GIVEN INSTRUCTION => Every line below should be repeated exactly.

MATERIAL FOR THIS TASK =>
★ ★ ★ ★ ★ ★ ★
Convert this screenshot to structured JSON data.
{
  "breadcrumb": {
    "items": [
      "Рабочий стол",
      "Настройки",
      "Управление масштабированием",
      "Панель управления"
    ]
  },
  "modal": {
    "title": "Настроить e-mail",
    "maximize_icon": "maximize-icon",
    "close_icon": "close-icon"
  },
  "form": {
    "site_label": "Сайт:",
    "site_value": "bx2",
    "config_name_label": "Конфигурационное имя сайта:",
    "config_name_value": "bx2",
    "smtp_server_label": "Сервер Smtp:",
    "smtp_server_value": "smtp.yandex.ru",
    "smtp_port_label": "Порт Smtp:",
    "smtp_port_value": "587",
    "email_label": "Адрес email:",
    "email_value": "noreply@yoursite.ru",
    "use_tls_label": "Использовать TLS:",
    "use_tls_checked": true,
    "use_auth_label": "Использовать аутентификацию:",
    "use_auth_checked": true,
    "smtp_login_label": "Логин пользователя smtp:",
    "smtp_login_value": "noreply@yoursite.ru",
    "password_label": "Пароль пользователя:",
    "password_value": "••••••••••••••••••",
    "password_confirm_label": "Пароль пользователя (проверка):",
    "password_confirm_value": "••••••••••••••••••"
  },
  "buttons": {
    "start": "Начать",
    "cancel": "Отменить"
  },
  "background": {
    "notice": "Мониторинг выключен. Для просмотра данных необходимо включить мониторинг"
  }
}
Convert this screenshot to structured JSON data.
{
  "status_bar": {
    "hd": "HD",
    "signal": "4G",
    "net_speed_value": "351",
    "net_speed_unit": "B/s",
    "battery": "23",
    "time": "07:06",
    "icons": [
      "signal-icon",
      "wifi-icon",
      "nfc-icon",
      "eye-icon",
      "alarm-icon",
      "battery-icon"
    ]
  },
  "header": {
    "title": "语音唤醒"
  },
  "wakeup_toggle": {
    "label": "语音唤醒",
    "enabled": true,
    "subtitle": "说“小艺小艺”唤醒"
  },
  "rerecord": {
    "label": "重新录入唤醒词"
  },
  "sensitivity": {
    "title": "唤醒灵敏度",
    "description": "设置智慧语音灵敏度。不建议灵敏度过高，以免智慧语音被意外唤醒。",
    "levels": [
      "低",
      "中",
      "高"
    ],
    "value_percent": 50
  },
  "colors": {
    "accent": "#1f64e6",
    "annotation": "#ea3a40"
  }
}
★ ★ ★ ★ ★ ★ ★
COMPLETED TASK =>
Convert this screenshot to structured JSON data.
{
  "breadcrumb": {
    "items": [
      "Рабочий стол",
      "Настройки",
      "Управление масштабированием",
      "Панель управления"
    ]
  },
  "modal": {
    "title": "Настроить e-mail",
    "maximize_icon": "maximize-icon",
    "close_icon": "close-icon"
  },
  "form": {
    "site_label": "Сайт:",
    "site_value": "bx2",
    "config_name_label": "Конфигурационное имя сайта:",
    "config_name_value": "bx2",
    "smtp_server_label": "Сервер Smtp:",
    "smtp_server_value": "smtp.yandex.ru",
    "smtp_port_label": "Порт Smtp:",
    "smtp_port_value": "587",
    "email_label": "Адрес email:",
    "email_value": "noreply@yoursite.ru",
    "use_tls_label": "Использовать TLS:",
    "use_tls_checked": true,
    "use_auth_label": "Использовать аутентификацию:",
    "use_auth_checked": true,
    "smtp_login_label": "Логин пользователя smtp:",
    "smtp_login_value": "noreply@yoursite.ru",
    "password_label": "Пароль пользователя:",
    "password_value": "••••••••••••••••••",
    "password_confirm_label": "Пароль пользователя (проверка):",
    "password_confirm_value": "••••••••••••••••••"
  },
  "buttons": {
    "start": "Начать",
    "cancel": "Отменить"
  },
  "background": {
    "notice": "Мониторинг выключен. Для просмотра данных необходимо включить мониторинг"
  }
}
Convert this screenshot to structured JSON data.
{
  "status_bar": {
    "hd": "HD",
    "signal": "4G",
    "net_speed_value": "351",
    "net_speed_unit": "B/s",
    "battery": "23",
    "time": "07:06",
    "icons": [
      "signal-icon",
      "wifi-icon",
      "nfc-icon",
      "eye-icon",
      "alarm-icon",
      "battery-icon"
    ]
  },
  "header": {
    "title": "语音唤醒"
  },
  "wakeup_toggle": {
    "label": "语音唤醒",
    "enabled": true,
    "subtitle": "说“小艺小艺”唤醒"
  },
  "rerecord": {
    "label": "重新录入唤醒词"
  },
  "sensitivity": {
    "title": "唤醒灵敏度",
    "description": "设置智慧语音灵敏度。不建议灵敏度过高，以免智慧语音被意外唤醒。",
    "levels": [
      "低",
      "中",
      "高"
    ],
    "value_percent": 50
  },
  "colors": {
    "accent": "#1f64e6",
    "annotation": "#ea3a40"
  }
}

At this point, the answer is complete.